## Task instructions
Your task is to output the data exactly as it stands.

## Extracted data entries
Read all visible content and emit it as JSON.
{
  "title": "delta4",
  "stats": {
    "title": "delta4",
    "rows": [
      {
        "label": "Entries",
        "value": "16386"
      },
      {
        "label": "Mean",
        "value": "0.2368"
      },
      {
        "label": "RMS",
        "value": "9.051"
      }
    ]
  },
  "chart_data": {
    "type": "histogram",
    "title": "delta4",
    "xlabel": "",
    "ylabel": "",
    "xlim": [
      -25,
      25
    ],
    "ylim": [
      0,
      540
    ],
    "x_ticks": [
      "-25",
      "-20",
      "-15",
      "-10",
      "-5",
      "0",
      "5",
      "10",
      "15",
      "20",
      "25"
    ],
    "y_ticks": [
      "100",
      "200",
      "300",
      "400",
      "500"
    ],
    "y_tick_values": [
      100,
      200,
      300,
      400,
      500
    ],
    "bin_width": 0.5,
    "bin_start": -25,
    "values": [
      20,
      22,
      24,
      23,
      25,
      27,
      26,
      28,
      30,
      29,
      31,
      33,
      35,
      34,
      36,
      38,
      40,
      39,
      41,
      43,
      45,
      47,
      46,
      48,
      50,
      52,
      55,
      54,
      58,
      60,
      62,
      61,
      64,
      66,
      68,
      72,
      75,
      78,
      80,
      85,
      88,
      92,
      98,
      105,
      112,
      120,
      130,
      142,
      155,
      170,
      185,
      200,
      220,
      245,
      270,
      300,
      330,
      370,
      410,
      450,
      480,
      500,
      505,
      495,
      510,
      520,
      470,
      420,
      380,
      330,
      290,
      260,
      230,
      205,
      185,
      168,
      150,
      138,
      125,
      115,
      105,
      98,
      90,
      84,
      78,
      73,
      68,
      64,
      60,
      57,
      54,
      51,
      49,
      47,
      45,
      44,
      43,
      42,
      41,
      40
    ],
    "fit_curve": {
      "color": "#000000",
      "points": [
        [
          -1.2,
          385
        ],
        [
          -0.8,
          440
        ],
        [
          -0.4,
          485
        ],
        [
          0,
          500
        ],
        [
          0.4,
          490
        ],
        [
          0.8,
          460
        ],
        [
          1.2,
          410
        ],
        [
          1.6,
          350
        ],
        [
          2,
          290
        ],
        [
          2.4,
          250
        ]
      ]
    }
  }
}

## Finished task
Read all visible content and emit it as JSON.
{
  "title": "delta4",
  "stats": {
    "title": "delta4",
    "rows": [
      {
        "label": "Entries",
        "value": "16386"
      },
      {
        "label": "Mean",
        "value": "0.2368"
      },
      {
        "label": "RMS",
        "value": "9.051"
      }
    ]
  },
  "chart_data": {
    "type": "histogram",
    "title": "delta4",
    "xlabel": "",
    "ylabel": "",
    "xlim": [
      -25,
      25
    ],
    "ylim": [
      0,
      540
    ],
    "x_ticks": [
      "-25",
      "-20",
      "-15",
      "-10",
      "-5",
      "0",
      "5",
      "10",
      "15",
      "20",
      "25"
    ],
    "y_ticks": [
      "100",
      "200",
      "300",
      "400",
      "500"
    ],
    "y_tick_values": [
      100,
      200,
      300,
      400,
      500
    ],
    "bin_width": 0.5,
    "bin_start": -25,
    "values": [
      20,
      22,
      24,
      23,
      25,
      27,
      26,
      28,
      30,
      29,
      31,
      33,
      35,
      34,
      36,
      38,
      40,
      39,
      41,
      43,
      45,
      47,
      46,
      48,
      50,
      52,
      55,
      54,
      58,
      60,
      62,
      61,
      64,
      66,
      68,
      72,
      75,
      78,
      80,
      85,
      88,
      92,
      98,
      105,
      112,
      120,
      130,
      142,
      155,
      170,
      185,
      200,
      220,
      245,
      270,
      300,
      330,
      370,
      410,
      450,
      480,
      500,
      505,
      495,
      510,
      520,
      470,
      420,
      380,
      330,
      290,
      260,
      230,
      205,
      185,
      168,
      150,
      138,
      125,
      115,
      105,
      98,
      90,
      84,
      78,
      73,
      68,
      64,
      60,
      57,
      54,
      51,
      49,
      47,
      45,
      44,
      43,
      42,
      41,
      40
    ],
    "fit_curve": {
      "color": "#000000",
      "points": [
        [
          -1.2,
          385
        ],
        [
          -0.8,
          440
        ],
        [
          -0.4,
          485
        ],
        [
          0,
          500
        ],
        [
          0.4,
          490
        ],
        [
          0.8,
          460
        ],
        [
          1.2,
          410
        ],
        [
          1.6,
          350
        ],
        [
          2,
          290
        ],
        [
          2.4,
          250
        ]
      ]
    }
  }
}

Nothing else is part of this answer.